WHAT TO WORK ON: Pictures do not belong in the copy. Return all of the entries exactly.

○ ○ ○

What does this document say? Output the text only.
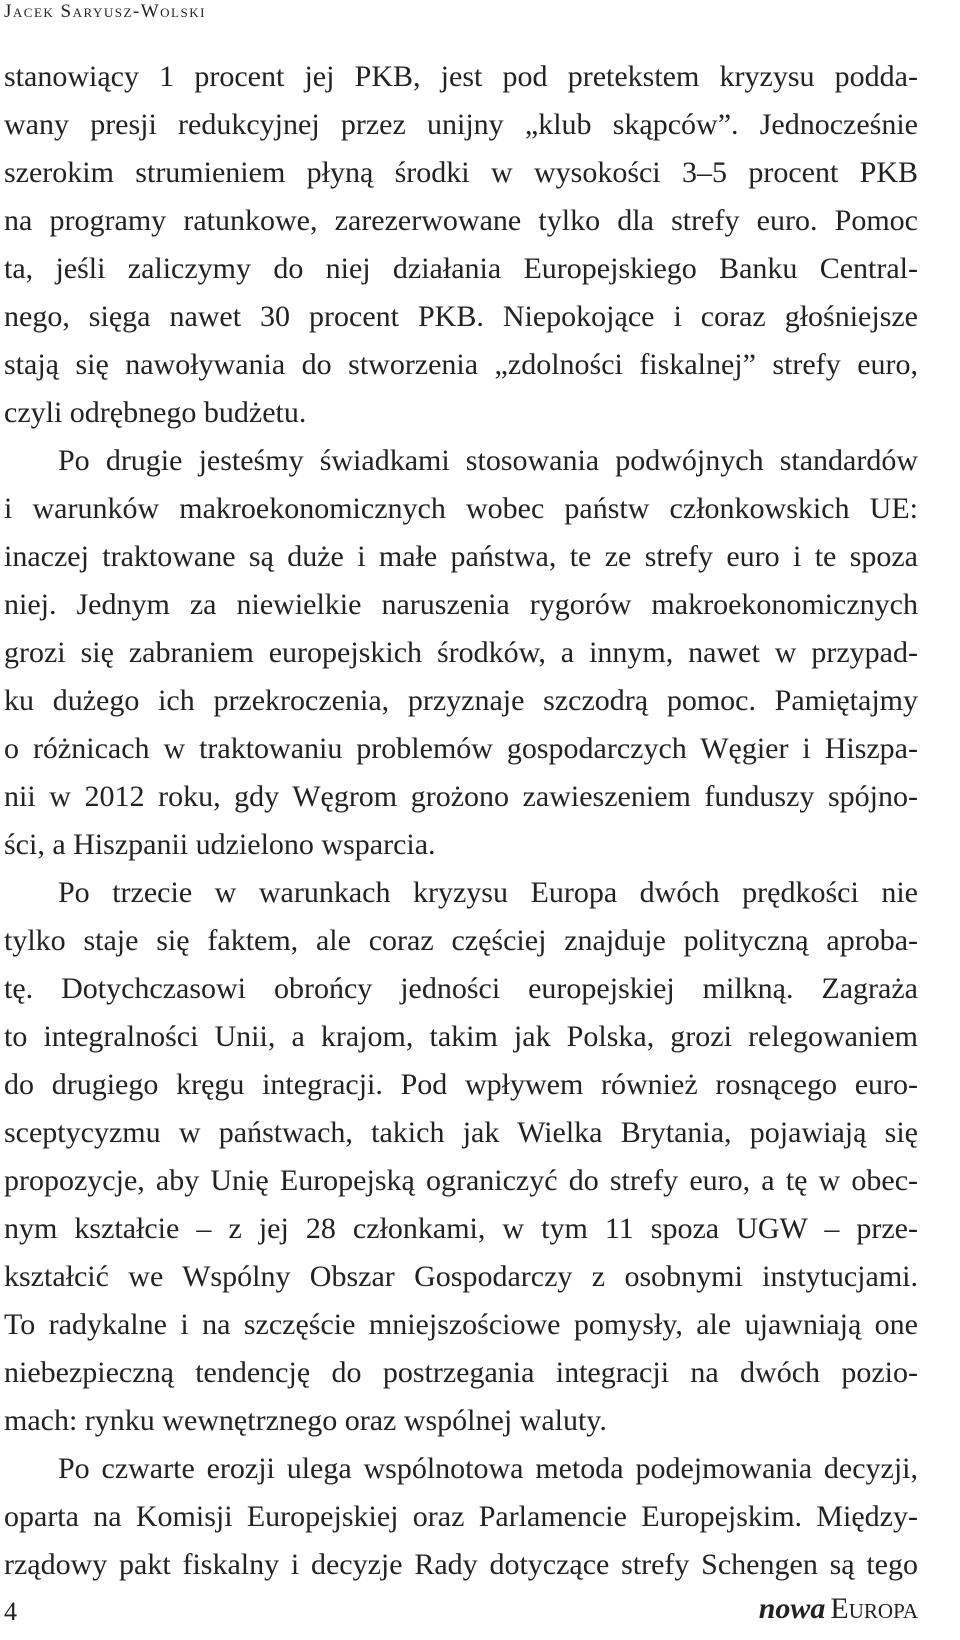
Jacek Saryusz-Wolski
stanowiący 1 procent jej PKB, jest pod pretekstem kryzysu podda-
wany presji redukcyjnej przez unijny „klub skąpców”. Jednocześnie
szerokim strumieniem płyną środki w wysokości 3–5 procent PKB
na programy ratunkowe, zarezerwowane tylko dla strefy euro. Pomoc
ta, jeśli zaliczymy do niej działania Europejskiego Banku Central-
nego, sięga nawet 30 procent PKB. Niepokojące i coraz głośniejsze
stają się nawoływania do stworzenia „zdolności fiskalnej” strefy euro,
czyli odrębnego budżetu.
Po drugie jesteśmy świadkami stosowania podwójnych standardów
i warunków makroekonomicznych wobec państw członkowskich UE:
inaczej traktowane są duże i małe państwa, te ze strefy euro i te spoza
niej. Jednym za niewielkie naruszenia rygorów makroekonomicznych
grozi się zabraniem europejskich środków, a innym, nawet w przypad-
ku dużego ich przekroczenia, przyznaje szczodrą pomoc. Pamiętajmy
o różnicach w traktowaniu problemów gospodarczych Węgier i Hiszpa-
nii w 2012 roku, gdy Węgrom grożono zawieszeniem funduszy spójno-
ści, a Hiszpanii udzielono wsparcia.
Po trzecie w warunkach kryzysu Europa dwóch prędkości nie
tylko staje się faktem, ale coraz częściej znajduje polityczną aproba-
tę. Dotychczasowi obrońcy jedności europejskiej milkną. Zagraża
to integralności Unii, a krajom, takim jak Polska, grozi relegowaniem
do drugiego kręgu integracji. Pod wpływem również rosnącego euro-
sceptycyzmu w państwach, takich jak Wielka Brytania, pojawiają się
propozycje, aby Unię Europejską ograniczyć do strefy euro, a tę w obec-
nym kształcie – z jej 28 członkami, w tym 11 spoza UGW – prze-
kształcić we Wspólny Obszar Gospodarczy z osobnymi instytucjami.
To radykalne i na szczęście mniejszościowe pomysły, ale ujawniają one
niebezpieczną tendencję do postrzegania integracji na dwóch pozio-
mach: rynku wewnętrznego oraz wspólnej waluty.
Po czwarte erozji ulega wspólnotowa metoda podejmowania decyzji,
oparta na Komisji Europejskiej oraz Parlamencie Europejskim. Między-
rządowy pakt fiskalny i decyzje Rady dotyczące strefy Schengen są tego
4	nowa Europa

○ ○ ○

SOLUTION BELOW:
What does this document say? Output the text only.
Jacek Saryusz-Wolski
stanowiący 1 procent jej PKB, jest pod pretekstem kryzysu podda-
wany presji redukcyjnej przez unijny „klub skąpców”. Jednocześnie
szerokim strumieniem płyną środki w wysokości 3–5 procent PKB
na programy ratunkowe, zarezerwowane tylko dla strefy euro. Pomoc
ta, jeśli zaliczymy do niej działania Europejskiego Banku Central-
nego, sięga nawet 30 procent PKB. Niepokojące i coraz głośniejsze
stają się nawoływania do stworzenia „zdolności fiskalnej” strefy euro,
czyli odrębnego budżetu.
Po drugie jesteśmy świadkami stosowania podwójnych standardów
i warunków makroekonomicznych wobec państw członkowskich UE:
inaczej traktowane są duże i małe państwa, te ze strefy euro i te spoza
niej. Jednym za niewielkie naruszenia rygorów makroekonomicznych
grozi się zabraniem europejskich środków, a innym, nawet w przypad-
ku dużego ich przekroczenia, przyznaje szczodrą pomoc. Pamiętajmy
o różnicach w traktowaniu problemów gospodarczych Węgier i Hiszpa-
nii w 2012 roku, gdy Węgrom grożono zawieszeniem funduszy spójno-
ści, a Hiszpanii udzielono wsparcia.
Po trzecie w warunkach kryzysu Europa dwóch prędkości nie
tylko staje się faktem, ale coraz częściej znajduje polityczną aproba-
tę. Dotychczasowi obrońcy jedności europejskiej milkną. Zagraża
to integralności Unii, a krajom, takim jak Polska, grozi relegowaniem
do drugiego kręgu integracji. Pod wpływem również rosnącego euro-
sceptycyzmu w państwach, takich jak Wielka Brytania, pojawiają się
propozycje, aby Unię Europejską ograniczyć do strefy euro, a tę w obec-
nym kształcie – z jej 28 członkami, w tym 11 spoza UGW – prze-
kształcić we Wspólny Obszar Gospodarczy z osobnymi instytucjami.
To radykalne i na szczęście mniejszościowe pomysły, ale ujawniają one
niebezpieczną tendencję do postrzegania integracji na dwóch pozio-
mach: rynku wewnętrznego oraz wspólnej waluty.
Po czwarte erozji ulega wspólnotowa metoda podejmowania decyzji,
oparta na Komisji Europejskiej oraz Parlamencie Europejskim. Między-
rządowy pakt fiskalny i decyzje Rady dotyczące strefy Schengen są tego
4	nowa Europa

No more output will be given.